Read the records and gather each line that includes "Yield".

## [Dataset]
● ● ● ●
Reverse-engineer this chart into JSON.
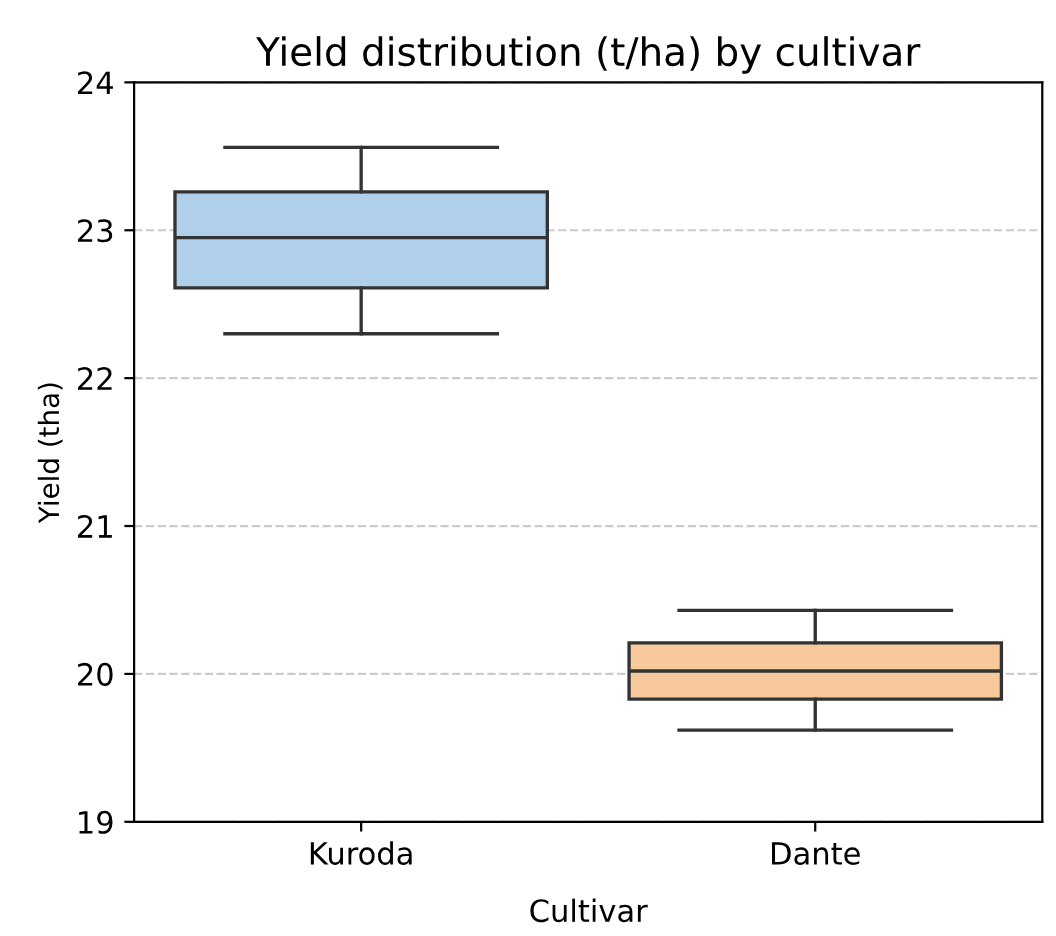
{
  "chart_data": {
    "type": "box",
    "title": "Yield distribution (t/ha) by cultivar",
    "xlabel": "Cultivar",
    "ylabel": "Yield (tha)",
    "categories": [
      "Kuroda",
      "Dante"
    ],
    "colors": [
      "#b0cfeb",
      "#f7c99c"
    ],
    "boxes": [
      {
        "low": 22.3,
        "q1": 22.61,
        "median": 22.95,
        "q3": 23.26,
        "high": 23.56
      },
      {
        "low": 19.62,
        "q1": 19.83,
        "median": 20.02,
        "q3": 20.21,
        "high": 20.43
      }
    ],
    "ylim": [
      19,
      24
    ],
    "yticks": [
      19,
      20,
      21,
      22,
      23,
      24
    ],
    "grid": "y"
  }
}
● ● ● ●
## [Completed task]
    "title": "Yield distribution (t/ha) by cultivar",
    "ylabel": "Yield (tha)",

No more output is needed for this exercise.